### Records for processing
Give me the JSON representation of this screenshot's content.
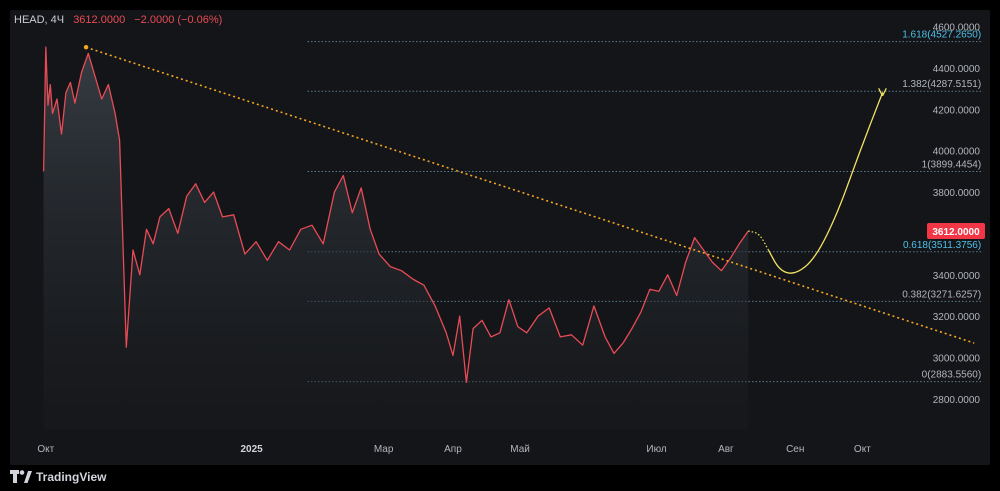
{
  "header": {
    "symbol": "HEAD, 4Ч",
    "last": "3612.0000",
    "change": "−2.0000 (−0.06%)"
  },
  "footer": {
    "brand": "TradingView"
  },
  "colors": {
    "price_line": "#e84b55",
    "trendline": "#f5a623",
    "fib_line": "#5b7d8f",
    "fib_label_blue": "#4ec0e9",
    "fib_label_gray": "#b2b5be",
    "projection": "#f5e463",
    "price_badge": "#f23645"
  },
  "chart_data": {
    "type": "line",
    "title": "",
    "xlabel": "",
    "ylabel": "",
    "ylim": [
      2650,
      4680
    ],
    "y_ticks": [
      "4600.0000",
      "4400.0000",
      "4200.0000",
      "4000.0000",
      "3800.0000",
      "3600.0000",
      "3400.0000",
      "3200.0000",
      "3000.0000",
      "2800.0000"
    ],
    "x_ticks": [
      "Окт",
      "2025",
      "Мар",
      "Апр",
      "Май",
      "Июл",
      "Авг",
      "Сен",
      "Окт"
    ],
    "series": [
      {
        "values": [
          [
            "2024-09-30",
            3900
          ],
          [
            "2024-10-01",
            4500
          ],
          [
            "2024-10-02",
            4220
          ],
          [
            "2024-10-03",
            4320
          ],
          [
            "2024-10-04",
            4180
          ],
          [
            "2024-10-06",
            4250
          ],
          [
            "2024-10-08",
            4080
          ],
          [
            "2024-10-10",
            4280
          ],
          [
            "2024-10-12",
            4330
          ],
          [
            "2024-10-14",
            4230
          ],
          [
            "2024-10-17",
            4380
          ],
          [
            "2024-10-20",
            4470
          ],
          [
            "2024-10-23",
            4360
          ],
          [
            "2024-10-26",
            4250
          ],
          [
            "2024-10-29",
            4320
          ],
          [
            "2024-11-01",
            4180
          ],
          [
            "2024-11-03",
            4050
          ],
          [
            "2024-11-06",
            3050
          ],
          [
            "2024-11-09",
            3520
          ],
          [
            "2024-11-12",
            3400
          ],
          [
            "2024-11-15",
            3620
          ],
          [
            "2024-11-18",
            3550
          ],
          [
            "2024-11-21",
            3680
          ],
          [
            "2024-11-25",
            3720
          ],
          [
            "2024-11-29",
            3600
          ],
          [
            "2024-12-03",
            3780
          ],
          [
            "2024-12-07",
            3840
          ],
          [
            "2024-12-11",
            3750
          ],
          [
            "2024-12-15",
            3800
          ],
          [
            "2024-12-19",
            3680
          ],
          [
            "2024-12-24",
            3690
          ],
          [
            "2024-12-29",
            3500
          ],
          [
            "2025-01-03",
            3560
          ],
          [
            "2025-01-08",
            3470
          ],
          [
            "2025-01-13",
            3560
          ],
          [
            "2025-01-18",
            3520
          ],
          [
            "2025-01-23",
            3620
          ],
          [
            "2025-01-28",
            3640
          ],
          [
            "2025-02-02",
            3550
          ],
          [
            "2025-02-07",
            3800
          ],
          [
            "2025-02-11",
            3880
          ],
          [
            "2025-02-15",
            3700
          ],
          [
            "2025-02-19",
            3820
          ],
          [
            "2025-02-23",
            3620
          ],
          [
            "2025-02-27",
            3500
          ],
          [
            "2025-03-04",
            3440
          ],
          [
            "2025-03-09",
            3420
          ],
          [
            "2025-03-14",
            3380
          ],
          [
            "2025-03-19",
            3350
          ],
          [
            "2025-03-24",
            3250
          ],
          [
            "2025-03-29",
            3120
          ],
          [
            "2025-04-01",
            3010
          ],
          [
            "2025-04-04",
            3200
          ],
          [
            "2025-04-07",
            2880
          ],
          [
            "2025-04-10",
            3140
          ],
          [
            "2025-04-14",
            3180
          ],
          [
            "2025-04-18",
            3100
          ],
          [
            "2025-04-22",
            3120
          ],
          [
            "2025-04-26",
            3280
          ],
          [
            "2025-04-30",
            3150
          ],
          [
            "2025-05-04",
            3120
          ],
          [
            "2025-05-09",
            3200
          ],
          [
            "2025-05-14",
            3240
          ],
          [
            "2025-05-19",
            3100
          ],
          [
            "2025-05-24",
            3110
          ],
          [
            "2025-05-29",
            3060
          ],
          [
            "2025-06-03",
            3250
          ],
          [
            "2025-06-08",
            3100
          ],
          [
            "2025-06-12",
            3020
          ],
          [
            "2025-06-16",
            3070
          ],
          [
            "2025-06-20",
            3140
          ],
          [
            "2025-06-24",
            3220
          ],
          [
            "2025-06-28",
            3330
          ],
          [
            "2025-07-02",
            3320
          ],
          [
            "2025-07-06",
            3400
          ],
          [
            "2025-07-10",
            3300
          ],
          [
            "2025-07-14",
            3460
          ],
          [
            "2025-07-18",
            3580
          ],
          [
            "2025-07-22",
            3520
          ],
          [
            "2025-07-26",
            3460
          ],
          [
            "2025-07-30",
            3420
          ],
          [
            "2025-08-03",
            3480
          ],
          [
            "2025-08-07",
            3550
          ],
          [
            "2025-08-11",
            3612
          ]
        ]
      }
    ],
    "trendline": {
      "from": [
        "2024-10-19",
        4500
      ],
      "to": [
        "2025-11-20",
        3070
      ]
    },
    "fibonacci": [
      {
        "label": "1.618(4527.2650)",
        "value": 4527.265,
        "highlight": true
      },
      {
        "label": "1.382(4287.5151)",
        "value": 4287.5151,
        "highlight": false
      },
      {
        "label": "1(3899.4454)",
        "value": 3899.4454,
        "highlight": false
      },
      {
        "label": "0.618(3511.3756)",
        "value": 3511.3756,
        "highlight": true
      },
      {
        "label": "0.382(3271.6257)",
        "value": 3271.6257,
        "highlight": false
      },
      {
        "label": "0(2883.5560)",
        "value": 2883.556,
        "highlight": false
      }
    ],
    "fib_start": "2025-01-26",
    "fib_end": "2025-11-24",
    "projection": [
      [
        "2025-08-11",
        3612
      ],
      [
        "2025-08-16",
        3600
      ],
      [
        "2025-08-20",
        3520
      ],
      [
        "2025-08-25",
        3420
      ],
      [
        "2025-09-01",
        3400
      ],
      [
        "2025-09-10",
        3480
      ],
      [
        "2025-09-20",
        3700
      ],
      [
        "2025-09-30",
        4000
      ],
      [
        "2025-10-10",
        4280
      ]
    ],
    "current_price": "3612.0000",
    "legend": "none",
    "grid": false
  }
}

### The request
Extract the text of all the records above verbatim, excluding pictures.

### Output below
Give me the JSON representation of this screenshot's content.
{
  "header": {
    "symbol": "HEAD, 4Ч",
    "last": "3612.0000",
    "change": "−2.0000 (−0.06%)"
  },
  "footer": {
    "brand": "TradingView"
  },
  "colors": {
    "price_line": "#e84b55",
    "trendline": "#f5a623",
    "fib_line": "#5b7d8f",
    "fib_label_blue": "#4ec0e9",
    "fib_label_gray": "#b2b5be",
    "projection": "#f5e463",
    "price_badge": "#f23645"
  },
  "chart_data": {
    "type": "line",
    "title": "",
    "xlabel": "",
    "ylabel": "",
    "ylim": [
      2650,
      4680
    ],
    "y_ticks": [
      "4600.0000",
      "4400.0000",
      "4200.0000",
      "4000.0000",
      "3800.0000",
      "3600.0000",
      "3400.0000",
      "3200.0000",
      "3000.0000",
      "2800.0000"
    ],
    "x_ticks": [
      "Окт",
      "2025",
      "Мар",
      "Апр",
      "Май",
      "Июл",
      "Авг",
      "Сен",
      "Окт"
    ],
    "series": [
      {
        "values": [
          [
            "2024-09-30",
            3900
          ],
          [
            "2024-10-01",
            4500
          ],
          [
            "2024-10-02",
            4220
          ],
          [
            "2024-10-03",
            4320
          ],
          [
            "2024-10-04",
            4180
          ],
          [
            "2024-10-06",
            4250
          ],
          [
            "2024-10-08",
            4080
          ],
          [
            "2024-10-10",
            4280
          ],
          [
            "2024-10-12",
            4330
          ],
          [
            "2024-10-14",
            4230
          ],
          [
            "2024-10-17",
            4380
          ],
          [
            "2024-10-20",
            4470
          ],
          [
            "2024-10-23",
            4360
          ],
          [
            "2024-10-26",
            4250
          ],
          [
            "2024-10-29",
            4320
          ],
          [
            "2024-11-01",
            4180
          ],
          [
            "2024-11-03",
            4050
          ],
          [
            "2024-11-06",
            3050
          ],
          [
            "2024-11-09",
            3520
          ],
          [
            "2024-11-12",
            3400
          ],
          [
            "2024-11-15",
            3620
          ],
          [
            "2024-11-18",
            3550
          ],
          [
            "2024-11-21",
            3680
          ],
          [
            "2024-11-25",
            3720
          ],
          [
            "2024-11-29",
            3600
          ],
          [
            "2024-12-03",
            3780
          ],
          [
            "2024-12-07",
            3840
          ],
          [
            "2024-12-11",
            3750
          ],
          [
            "2024-12-15",
            3800
          ],
          [
            "2024-12-19",
            3680
          ],
          [
            "2024-12-24",
            3690
          ],
          [
            "2024-12-29",
            3500
          ],
          [
            "2025-01-03",
            3560
          ],
          [
            "2025-01-08",
            3470
          ],
          [
            "2025-01-13",
            3560
          ],
          [
            "2025-01-18",
            3520
          ],
          [
            "2025-01-23",
            3620
          ],
          [
            "2025-01-28",
            3640
          ],
          [
            "2025-02-02",
            3550
          ],
          [
            "2025-02-07",
            3800
          ],
          [
            "2025-02-11",
            3880
          ],
          [
            "2025-02-15",
            3700
          ],
          [
            "2025-02-19",
            3820
          ],
          [
            "2025-02-23",
            3620
          ],
          [
            "2025-02-27",
            3500
          ],
          [
            "2025-03-04",
            3440
          ],
          [
            "2025-03-09",
            3420
          ],
          [
            "2025-03-14",
            3380
          ],
          [
            "2025-03-19",
            3350
          ],
          [
            "2025-03-24",
            3250
          ],
          [
            "2025-03-29",
            3120
          ],
          [
            "2025-04-01",
            3010
          ],
          [
            "2025-04-04",
            3200
          ],
          [
            "2025-04-07",
            2880
          ],
          [
            "2025-04-10",
            3140
          ],
          [
            "2025-04-14",
            3180
          ],
          [
            "2025-04-18",
            3100
          ],
          [
            "2025-04-22",
            3120
          ],
          [
            "2025-04-26",
            3280
          ],
          [
            "2025-04-30",
            3150
          ],
          [
            "2025-05-04",
            3120
          ],
          [
            "2025-05-09",
            3200
          ],
          [
            "2025-05-14",
            3240
          ],
          [
            "2025-05-19",
            3100
          ],
          [
            "2025-05-24",
            3110
          ],
          [
            "2025-05-29",
            3060
          ],
          [
            "2025-06-03",
            3250
          ],
          [
            "2025-06-08",
            3100
          ],
          [
            "2025-06-12",
            3020
          ],
          [
            "2025-06-16",
            3070
          ],
          [
            "2025-06-20",
            3140
          ],
          [
            "2025-06-24",
            3220
          ],
          [
            "2025-06-28",
            3330
          ],
          [
            "2025-07-02",
            3320
          ],
          [
            "2025-07-06",
            3400
          ],
          [
            "2025-07-10",
            3300
          ],
          [
            "2025-07-14",
            3460
          ],
          [
            "2025-07-18",
            3580
          ],
          [
            "2025-07-22",
            3520
          ],
          [
            "2025-07-26",
            3460
          ],
          [
            "2025-07-30",
            3420
          ],
          [
            "2025-08-03",
            3480
          ],
          [
            "2025-08-07",
            3550
          ],
          [
            "2025-08-11",
            3612
          ]
        ]
      }
    ],
    "trendline": {
      "from": [
        "2024-10-19",
        4500
      ],
      "to": [
        "2025-11-20",
        3070
      ]
    },
    "fibonacci": [
      {
        "label": "1.618(4527.2650)",
        "value": 4527.265,
        "highlight": true
      },
      {
        "label": "1.382(4287.5151)",
        "value": 4287.5151,
        "highlight": false
      },
      {
        "label": "1(3899.4454)",
        "value": 3899.4454,
        "highlight": false
      },
      {
        "label": "0.618(3511.3756)",
        "value": 3511.3756,
        "highlight": true
      },
      {
        "label": "0.382(3271.6257)",
        "value": 3271.6257,
        "highlight": false
      },
      {
        "label": "0(2883.5560)",
        "value": 2883.556,
        "highlight": false
      }
    ],
    "fib_start": "2025-01-26",
    "fib_end": "2025-11-24",
    "projection": [
      [
        "2025-08-11",
        3612
      ],
      [
        "2025-08-16",
        3600
      ],
      [
        "2025-08-20",
        3520
      ],
      [
        "2025-08-25",
        3420
      ],
      [
        "2025-09-01",
        3400
      ],
      [
        "2025-09-10",
        3480
      ],
      [
        "2025-09-20",
        3700
      ],
      [
        "2025-09-30",
        4000
      ],
      [
        "2025-10-10",
        4280
      ]
    ],
    "current_price": "3612.0000",
    "legend": "none",
    "grid": false
  }
}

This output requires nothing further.